Data entries:

## BEGIN

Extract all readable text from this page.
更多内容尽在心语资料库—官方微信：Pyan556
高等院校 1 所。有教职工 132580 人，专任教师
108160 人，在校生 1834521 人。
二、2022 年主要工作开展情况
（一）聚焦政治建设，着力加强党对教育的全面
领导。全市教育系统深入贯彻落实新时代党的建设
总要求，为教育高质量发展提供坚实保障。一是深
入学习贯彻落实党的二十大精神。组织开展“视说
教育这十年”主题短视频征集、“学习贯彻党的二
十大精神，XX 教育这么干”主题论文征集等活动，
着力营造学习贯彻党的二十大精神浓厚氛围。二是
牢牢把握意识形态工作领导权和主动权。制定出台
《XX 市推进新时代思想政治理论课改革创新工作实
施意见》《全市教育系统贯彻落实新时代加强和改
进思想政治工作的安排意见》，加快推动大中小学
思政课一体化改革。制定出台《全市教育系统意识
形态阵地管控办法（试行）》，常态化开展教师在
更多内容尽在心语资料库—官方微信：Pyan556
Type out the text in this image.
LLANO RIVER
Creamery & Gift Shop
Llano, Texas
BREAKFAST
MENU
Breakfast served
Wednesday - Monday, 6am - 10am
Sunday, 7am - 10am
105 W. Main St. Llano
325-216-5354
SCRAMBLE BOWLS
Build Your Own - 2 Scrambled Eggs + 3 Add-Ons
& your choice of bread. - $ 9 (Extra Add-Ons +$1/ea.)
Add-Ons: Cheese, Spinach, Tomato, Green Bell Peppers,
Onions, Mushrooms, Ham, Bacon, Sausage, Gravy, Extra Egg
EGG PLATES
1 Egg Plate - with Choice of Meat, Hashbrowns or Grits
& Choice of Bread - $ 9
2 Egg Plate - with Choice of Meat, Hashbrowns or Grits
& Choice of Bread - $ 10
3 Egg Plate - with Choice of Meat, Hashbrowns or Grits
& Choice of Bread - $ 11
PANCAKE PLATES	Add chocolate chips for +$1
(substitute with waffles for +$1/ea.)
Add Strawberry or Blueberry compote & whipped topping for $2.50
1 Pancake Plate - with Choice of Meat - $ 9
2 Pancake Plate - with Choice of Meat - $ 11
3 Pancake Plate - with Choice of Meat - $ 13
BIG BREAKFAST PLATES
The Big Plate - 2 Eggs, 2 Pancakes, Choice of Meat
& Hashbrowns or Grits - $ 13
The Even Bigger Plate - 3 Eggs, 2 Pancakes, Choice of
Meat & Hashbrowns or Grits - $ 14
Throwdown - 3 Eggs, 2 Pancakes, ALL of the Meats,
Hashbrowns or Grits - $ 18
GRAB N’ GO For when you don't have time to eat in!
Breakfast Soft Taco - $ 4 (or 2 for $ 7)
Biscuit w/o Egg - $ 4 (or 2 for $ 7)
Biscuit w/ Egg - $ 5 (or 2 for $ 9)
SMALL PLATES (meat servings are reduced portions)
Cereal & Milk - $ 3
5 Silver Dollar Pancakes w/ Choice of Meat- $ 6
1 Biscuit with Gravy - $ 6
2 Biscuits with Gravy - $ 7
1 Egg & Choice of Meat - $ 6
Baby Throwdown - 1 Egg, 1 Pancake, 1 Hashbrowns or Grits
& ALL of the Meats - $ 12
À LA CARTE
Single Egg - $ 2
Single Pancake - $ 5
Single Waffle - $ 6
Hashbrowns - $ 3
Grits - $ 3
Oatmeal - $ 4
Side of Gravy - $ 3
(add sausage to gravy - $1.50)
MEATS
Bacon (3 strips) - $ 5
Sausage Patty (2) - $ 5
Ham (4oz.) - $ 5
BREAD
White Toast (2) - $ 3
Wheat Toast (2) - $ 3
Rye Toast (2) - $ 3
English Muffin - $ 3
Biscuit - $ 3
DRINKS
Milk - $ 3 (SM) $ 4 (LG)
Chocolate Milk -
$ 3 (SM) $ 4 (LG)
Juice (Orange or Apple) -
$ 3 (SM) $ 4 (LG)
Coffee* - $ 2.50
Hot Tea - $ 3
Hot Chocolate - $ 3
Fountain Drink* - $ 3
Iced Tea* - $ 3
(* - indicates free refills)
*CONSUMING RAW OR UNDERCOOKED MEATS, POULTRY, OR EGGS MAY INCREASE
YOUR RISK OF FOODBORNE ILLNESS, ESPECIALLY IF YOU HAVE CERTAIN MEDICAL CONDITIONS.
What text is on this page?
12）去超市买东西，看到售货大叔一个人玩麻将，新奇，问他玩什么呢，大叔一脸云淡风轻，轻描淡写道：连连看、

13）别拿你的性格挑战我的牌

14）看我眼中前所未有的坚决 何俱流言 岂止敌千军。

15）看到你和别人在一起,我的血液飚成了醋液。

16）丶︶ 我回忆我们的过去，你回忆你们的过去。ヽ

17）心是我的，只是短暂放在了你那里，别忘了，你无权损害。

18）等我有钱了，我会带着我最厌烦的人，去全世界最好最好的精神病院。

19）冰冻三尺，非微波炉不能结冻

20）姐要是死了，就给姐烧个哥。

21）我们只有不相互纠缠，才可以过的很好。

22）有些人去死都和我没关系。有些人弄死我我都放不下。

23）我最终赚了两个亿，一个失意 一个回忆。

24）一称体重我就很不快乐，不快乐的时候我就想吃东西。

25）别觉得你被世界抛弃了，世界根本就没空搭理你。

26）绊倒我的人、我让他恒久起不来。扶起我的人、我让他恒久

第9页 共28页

## END

Your instructions:
Nothing should be left out: return all of the records exactly.

The solution:
Extract all readable text from this page.
更多内容尽在心语资料库—官方微信：Pyan556
高等院校 1 所。有教职工 132580 人，专任教师
108160 人，在校生 1834521 人。
二、2022 年主要工作开展情况
（一）聚焦政治建设，着力加强党对教育的全面
领导。全市教育系统深入贯彻落实新时代党的建设
总要求，为教育高质量发展提供坚实保障。一是深
入学习贯彻落实党的二十大精神。组织开展“视说
教育这十年”主题短视频征集、“学习贯彻党的二
十大精神，XX 教育这么干”主题论文征集等活动，
着力营造学习贯彻党的二十大精神浓厚氛围。二是
牢牢把握意识形态工作领导权和主动权。制定出台
《XX 市推进新时代思想政治理论课改革创新工作实
施意见》《全市教育系统贯彻落实新时代加强和改
进思想政治工作的安排意见》，加快推动大中小学
思政课一体化改革。制定出台《全市教育系统意识
形态阵地管控办法（试行）》，常态化开展教师在
更多内容尽在心语资料库—官方微信：Pyan556
Type out the text in this image.
LLANO RIVER
Creamery & Gift Shop
Llano, Texas
BREAKFAST
MENU
Breakfast served
Wednesday - Monday, 6am - 10am
Sunday, 7am - 10am
105 W. Main St. Llano
325-216-5354
SCRAMBLE BOWLS
Build Your Own - 2 Scrambled Eggs + 3 Add-Ons
& your choice of bread. - $ 9 (Extra Add-Ons +$1/ea.)
Add-Ons: Cheese, Spinach, Tomato, Green Bell Peppers,
Onions, Mushrooms, Ham, Bacon, Sausage, Gravy, Extra Egg
EGG PLATES
1 Egg Plate - with Choice of Meat, Hashbrowns or Grits
& Choice of Bread - $ 9
2 Egg Plate - with Choice of Meat, Hashbrowns or Grits
& Choice of Bread - $ 10
3 Egg Plate - with Choice of Meat, Hashbrowns or Grits
& Choice of Bread - $ 11
PANCAKE PLATES	Add chocolate chips for +$1
(substitute with waffles for +$1/ea.)
Add Strawberry or Blueberry compote & whipped topping for $2.50
1 Pancake Plate - with Choice of Meat - $ 9
2 Pancake Plate - with Choice of Meat - $ 11
3 Pancake Plate - with Choice of Meat - $ 13
BIG BREAKFAST PLATES
The Big Plate - 2 Eggs, 2 Pancakes, Choice of Meat
& Hashbrowns or Grits - $ 13
The Even Bigger Plate - 3 Eggs, 2 Pancakes, Choice of
Meat & Hashbrowns or Grits - $ 14
Throwdown - 3 Eggs, 2 Pancakes, ALL of the Meats,
Hashbrowns or Grits - $ 18
GRAB N’ GO For when you don't have time to eat in!
Breakfast Soft Taco - $ 4 (or 2 for $ 7)
Biscuit w/o Egg - $ 4 (or 2 for $ 7)
Biscuit w/ Egg - $ 5 (or 2 for $ 9)
SMALL PLATES (meat servings are reduced portions)
Cereal & Milk - $ 3
5 Silver Dollar Pancakes w/ Choice of Meat- $ 6
1 Biscuit with Gravy - $ 6
2 Biscuits with Gravy - $ 7
1 Egg & Choice of Meat - $ 6
Baby Throwdown - 1 Egg, 1 Pancake, 1 Hashbrowns or Grits
& ALL of the Meats - $ 12
À LA CARTE
Single Egg - $ 2
Single Pancake - $ 5
Single Waffle - $ 6
Hashbrowns - $ 3
Grits - $ 3
Oatmeal - $ 4
Side of Gravy - $ 3
(add sausage to gravy - $1.50)
MEATS
Bacon (3 strips) - $ 5
Sausage Patty (2) - $ 5
Ham (4oz.) - $ 5
BREAD
White Toast (2) - $ 3
Wheat Toast (2) - $ 3
Rye Toast (2) - $ 3
English Muffin - $ 3
Biscuit - $ 3
DRINKS
Milk - $ 3 (SM) $ 4 (LG)
Chocolate Milk -
$ 3 (SM) $ 4 (LG)
Juice (Orange or Apple) -
$ 3 (SM) $ 4 (LG)
Coffee* - $ 2.50
Hot Tea - $ 3
Hot Chocolate - $ 3
Fountain Drink* - $ 3
Iced Tea* - $ 3
(* - indicates free refills)
*CONSUMING RAW OR UNDERCOOKED MEATS, POULTRY, OR EGGS MAY INCREASE
YOUR RISK OF FOODBORNE ILLNESS, ESPECIALLY IF YOU HAVE CERTAIN MEDICAL CONDITIONS.
What text is on this page?
12）去超市买东西，看到售货大叔一个人玩麻将，新奇，问他玩什么呢，大叔一脸云淡风轻，轻描淡写道：连连看、

13）别拿你的性格挑战我的牌

14）看我眼中前所未有的坚决 何俱流言 岂止敌千军。

15）看到你和别人在一起,我的血液飚成了醋液。

16）丶︶ 我回忆我们的过去，你回忆你们的过去。ヽ

17）心是我的，只是短暂放在了你那里，别忘了，你无权损害。

18）等我有钱了，我会带着我最厌烦的人，去全世界最好最好的精神病院。

19）冰冻三尺，非微波炉不能结冻

20）姐要是死了，就给姐烧个哥。

21）我们只有不相互纠缠，才可以过的很好。

22）有些人去死都和我没关系。有些人弄死我我都放不下。

23）我最终赚了两个亿，一个失意 一个回忆。

24）一称体重我就很不快乐，不快乐的时候我就想吃东西。

25）别觉得你被世界抛弃了，世界根本就没空搭理你。

26）绊倒我的人、我让他恒久起不来。扶起我的人、我让他恒久

第9页 共28页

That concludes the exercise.